EXERCISE INPUT start

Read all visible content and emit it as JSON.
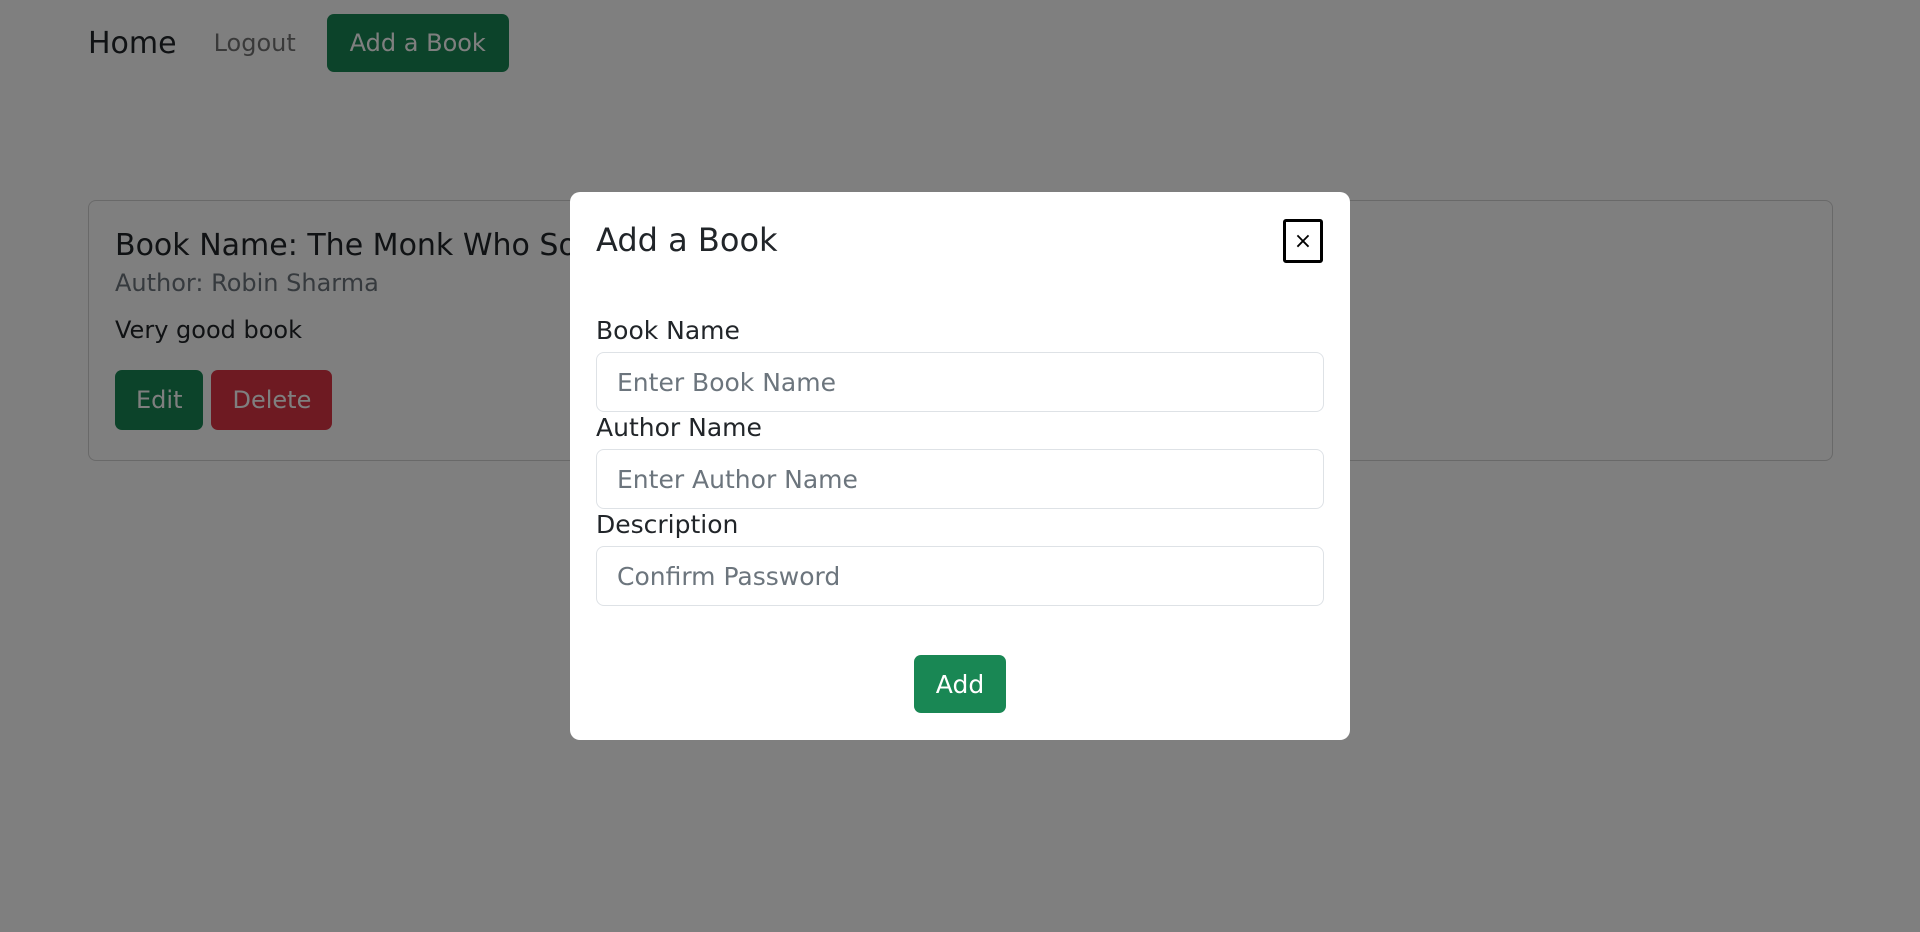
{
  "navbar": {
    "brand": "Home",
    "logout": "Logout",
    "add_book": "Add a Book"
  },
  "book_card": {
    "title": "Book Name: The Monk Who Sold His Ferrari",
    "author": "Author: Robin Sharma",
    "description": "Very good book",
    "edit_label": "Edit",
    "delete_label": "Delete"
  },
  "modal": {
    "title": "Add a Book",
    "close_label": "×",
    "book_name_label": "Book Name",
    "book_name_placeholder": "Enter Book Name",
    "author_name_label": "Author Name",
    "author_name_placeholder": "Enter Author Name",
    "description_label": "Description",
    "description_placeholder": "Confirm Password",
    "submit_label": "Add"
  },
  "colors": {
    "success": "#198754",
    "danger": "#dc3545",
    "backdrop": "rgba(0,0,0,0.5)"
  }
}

EXERCISE INPUT end

### [SHORT EXERCISE]
Print each line of the material above exactly, with the pictures removed from your copy.

### [REPLY]
Read all visible content and emit it as JSON.
{
  "navbar": {
    "brand": "Home",
    "logout": "Logout",
    "add_book": "Add a Book"
  },
  "book_card": {
    "title": "Book Name: The Monk Who Sold His Ferrari",
    "author": "Author: Robin Sharma",
    "description": "Very good book",
    "edit_label": "Edit",
    "delete_label": "Delete"
  },
  "modal": {
    "title": "Add a Book",
    "close_label": "×",
    "book_name_label": "Book Name",
    "book_name_placeholder": "Enter Book Name",
    "author_name_label": "Author Name",
    "author_name_placeholder": "Enter Author Name",
    "description_label": "Description",
    "description_placeholder": "Confirm Password",
    "submit_label": "Add"
  },
  "colors": {
    "success": "#198754",
    "danger": "#dc3545",
    "backdrop": "rgba(0,0,0,0.5)"
  }
}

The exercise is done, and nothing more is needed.